BEGIN

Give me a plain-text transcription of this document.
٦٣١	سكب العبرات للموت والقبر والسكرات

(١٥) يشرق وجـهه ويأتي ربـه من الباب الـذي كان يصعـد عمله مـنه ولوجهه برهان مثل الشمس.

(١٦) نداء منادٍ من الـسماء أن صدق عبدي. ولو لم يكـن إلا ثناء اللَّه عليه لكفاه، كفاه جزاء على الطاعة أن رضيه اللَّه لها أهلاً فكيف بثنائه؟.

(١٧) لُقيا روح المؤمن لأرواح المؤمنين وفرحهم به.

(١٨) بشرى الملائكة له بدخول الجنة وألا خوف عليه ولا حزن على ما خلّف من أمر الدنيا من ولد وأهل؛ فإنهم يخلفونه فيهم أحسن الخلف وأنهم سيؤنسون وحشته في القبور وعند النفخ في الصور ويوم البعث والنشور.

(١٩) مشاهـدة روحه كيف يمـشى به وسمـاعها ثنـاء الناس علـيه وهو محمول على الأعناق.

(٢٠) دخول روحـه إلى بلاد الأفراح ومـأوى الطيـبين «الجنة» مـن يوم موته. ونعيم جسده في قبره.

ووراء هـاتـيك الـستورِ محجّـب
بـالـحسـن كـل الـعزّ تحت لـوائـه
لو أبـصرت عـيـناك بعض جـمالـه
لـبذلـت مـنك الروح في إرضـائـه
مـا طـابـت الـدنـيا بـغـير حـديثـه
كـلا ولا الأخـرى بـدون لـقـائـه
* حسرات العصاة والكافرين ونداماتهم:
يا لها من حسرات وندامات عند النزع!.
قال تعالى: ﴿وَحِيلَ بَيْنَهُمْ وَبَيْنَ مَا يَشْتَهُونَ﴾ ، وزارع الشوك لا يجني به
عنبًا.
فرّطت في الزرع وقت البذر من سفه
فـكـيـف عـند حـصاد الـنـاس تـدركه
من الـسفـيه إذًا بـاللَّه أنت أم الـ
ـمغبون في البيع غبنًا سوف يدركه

END

* [Exercise objective] Working from the material above, retype it in its entirety without change.

* [Right answer]
Give me a plain-text transcription of this document.
٦٣١	سكب العبرات للموت والقبر والسكرات

(١٥) يشرق وجـهه ويأتي ربـه من الباب الـذي كان يصعـد عمله مـنه ولوجهه برهان مثل الشمس.

(١٦) نداء منادٍ من الـسماء أن صدق عبدي. ولو لم يكـن إلا ثناء اللَّه عليه لكفاه، كفاه جزاء على الطاعة أن رضيه اللَّه لها أهلاً فكيف بثنائه؟.

(١٧) لُقيا روح المؤمن لأرواح المؤمنين وفرحهم به.

(١٨) بشرى الملائكة له بدخول الجنة وألا خوف عليه ولا حزن على ما خلّف من أمر الدنيا من ولد وأهل؛ فإنهم يخلفونه فيهم أحسن الخلف وأنهم سيؤنسون وحشته في القبور وعند النفخ في الصور ويوم البعث والنشور.

(١٩) مشاهـدة روحه كيف يمـشى به وسمـاعها ثنـاء الناس علـيه وهو محمول على الأعناق.

(٢٠) دخول روحـه إلى بلاد الأفراح ومـأوى الطيـبين «الجنة» مـن يوم موته. ونعيم جسده في قبره.

ووراء هـاتـيك الـستورِ محجّـب
بـالـحسـن كـل الـعزّ تحت لـوائـه
لو أبـصرت عـيـناك بعض جـمالـه
لـبذلـت مـنك الروح في إرضـائـه
مـا طـابـت الـدنـيا بـغـير حـديثـه
كـلا ولا الأخـرى بـدون لـقـائـه
* حسرات العصاة والكافرين ونداماتهم:
يا لها من حسرات وندامات عند النزع!.
قال تعالى: ﴿وَحِيلَ بَيْنَهُمْ وَبَيْنَ مَا يَشْتَهُونَ﴾ ، وزارع الشوك لا يجني به
عنبًا.
فرّطت في الزرع وقت البذر من سفه
فـكـيـف عـند حـصاد الـنـاس تـدركه
من الـسفـيه إذًا بـاللَّه أنت أم الـ
ـمغبون في البيع غبنًا سوف يدركه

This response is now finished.